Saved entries
════════

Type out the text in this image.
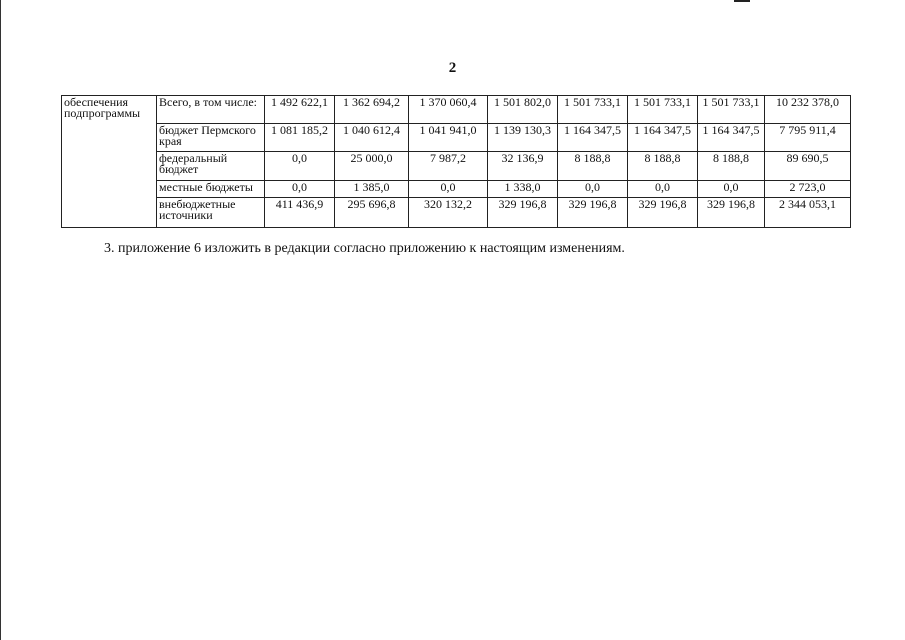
2
обеспечения подпрограммы	Всего, в том числе:	1 492 622,1	1 362 694,2	1 370 060,4	1 501 802,0	1 501 733,1	1 501 733,1	1 501 733,1	10 232 378,0

	бюджет Пермского края	1 081 185,2	1 040 612,4	1 041 941,0	1 139 130,3	1 164 347,5	1 164 347,5	1 164 347,5	7 795 911,4

	федеральный бюджет	0,0	25 000,0	7 987,2	32 136,9	8 188,8	8 188,8	8 188,8	89 690,5

	местные бюджеты	0,0	1 385,0	0,0	1 338,0	0,0	0,0	0,0	2 723,0

	внебюджетные источники	411 436,9	295 696,8	320 132,2	329 196,8	329 196,8	329 196,8	329 196,8	2 344 053,1
3. приложение 6 изложить в редакции согласно приложению к настоящим изменениям.
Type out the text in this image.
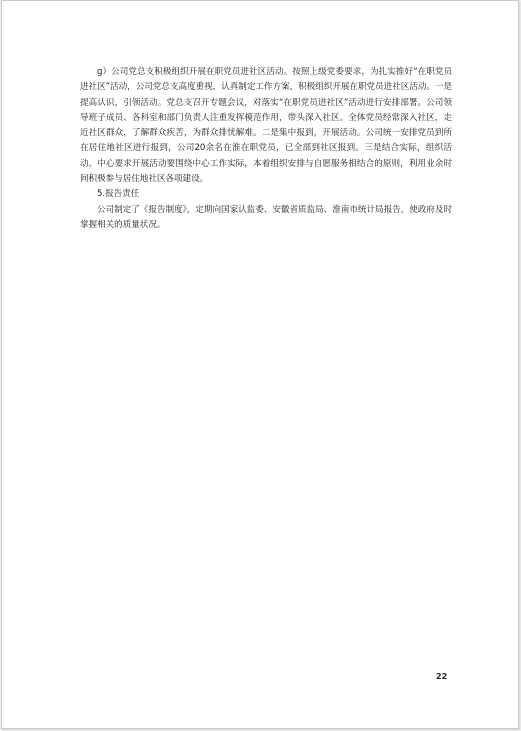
g）公司党总支积极组织开展在职党员进社区活动。按照上级党委要求，为扎实推好“在职党员进社区”活动，公司党总支高度重视，认真制定工作方案，积极组织开展在职党员进社区活动。一是提高认识，引领活动。党总支召开专题会议，对落实“在职党员进社区”活动进行安排部署。公司领导班子成员、各科室和部门负责人注重发挥模范作用，带头深入社区。全体党员经常深入社区，走近社区群众，了解群众疾苦，为群众排忧解难。二是集中报到，开展活动。公司统一安排党员到所在居住地社区进行报到，公司20余名在淮在职党员，已全部到社区报到。三是结合实际，组织活动。中心要求开展活动要围绕中心工作实际，本着组织安排与自愿服务相结合的原则，利用业余时间积极参与居住地社区各项建设。

5.报告责任

公司制定了《报告制度》，定期向国家认监委、安徽省质监局、淮南市统计局报告，使政府及时掌握相关的质量状况。

22
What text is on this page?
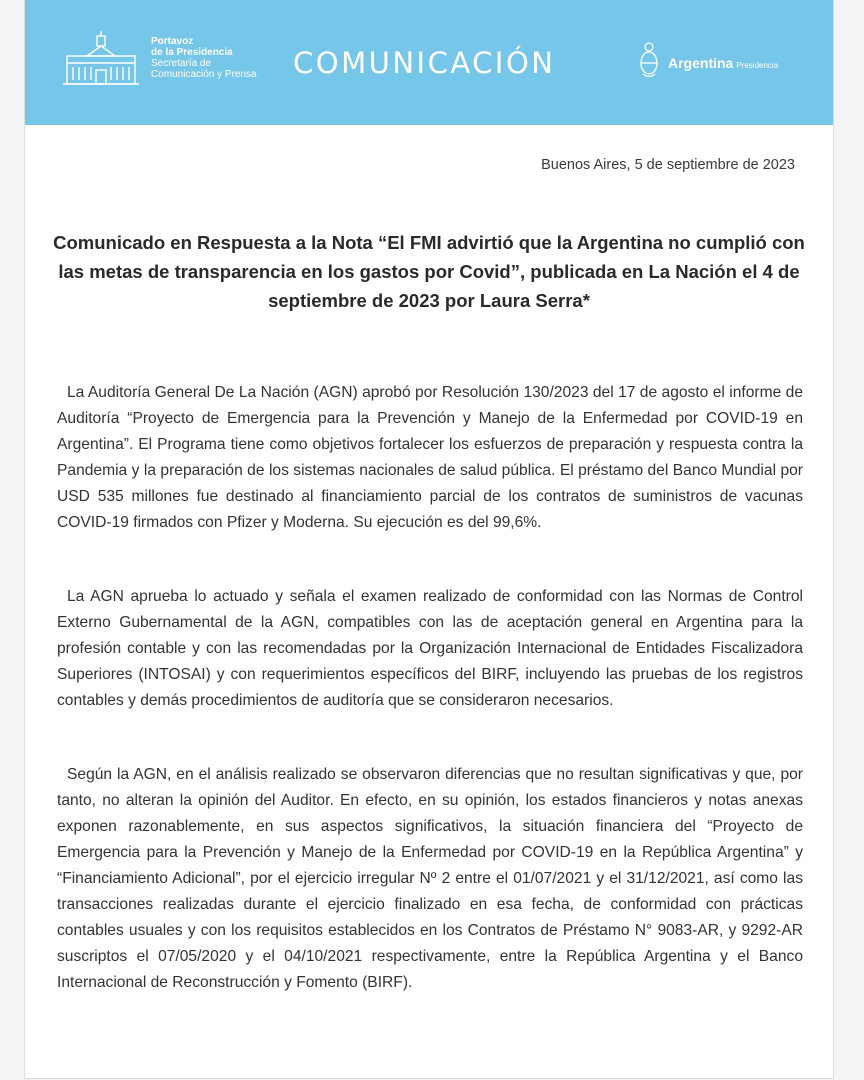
Portavoz
de la Presidencia
Secretaría de
Comunicación y Prensa COMUNICACIÓN	Argentina Presidencia
Buenos Aires, 5 de septiembre de 2023
Comunicado en Respuesta a la Nota “El FMI advirtió que la Argentina no cumplió con las metas de transparencia en los gastos por Covid”, publicada en La Nación el 4 de septiembre de 2023 por Laura Serra*

La Auditoría General De La Nación (AGN) aprobó por Resolución 130/2023 del 17 de agosto el informe de Auditoría “Proyecto de Emergencia para la Prevención y Manejo de la Enfermedad por COVID-19 en Argentina”. El Programa tiene como objetivos fortalecer los esfuerzos de preparación y respuesta contra la Pandemia y la preparación de los sistemas nacionales de salud pública. El préstamo del Banco Mundial por USD 535 millones fue destinado al financiamiento parcial de los contratos de suministros de vacunas COVID-19 firmados con Pfizer y Moderna. Su ejecución es del 99,6%.

La AGN aprueba lo actuado y señala el examen realizado de conformidad con las Normas de Control Externo Gubernamental de la AGN, compatibles con las de aceptación general en Argentina para la profesión contable y con las recomendadas por la Organización Internacional de Entidades Fiscalizadora Superiores (INTOSAI) y con requerimientos específicos del BIRF, incluyendo las pruebas de los registros contables y demás procedimientos de auditoría que se consideraron necesarios.

Según la AGN, en el análisis realizado se observaron diferencias que no resultan significativas y que, por tanto, no alteran la opinión del Auditor. En efecto, en su opinión, los estados financieros y notas anexas exponen razonablemente, en sus aspectos significativos, la situación financiera del “Proyecto de Emergencia para la Prevención y Manejo de la Enfermedad por COVID-19 en la República Argentina” y “Financiamiento Adicional”, por el ejercicio irregular Nº 2 entre el 01/07/2021 y el 31/12/2021, así como las transacciones realizadas durante el ejercicio finalizado en esa fecha, de conformidad con prácticas contables usuales y con los requisitos establecidos en los Contratos de Préstamo N° 9083-AR, y 9292-AR suscriptos el 07/05/2020 y el 04/10/2021 respectivamente, entre la República Argentina y el Banco Internacional de Reconstrucción y Fomento (BIRF).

════════

▶ [SHORT TASK]:
From the entries above, copy every line where the word "Presidencia" shows up.

▶ [SOLUTION]:
de la Presidencia
Comunicación y Prensa COMUNICACIÓN	Argentina Presidencia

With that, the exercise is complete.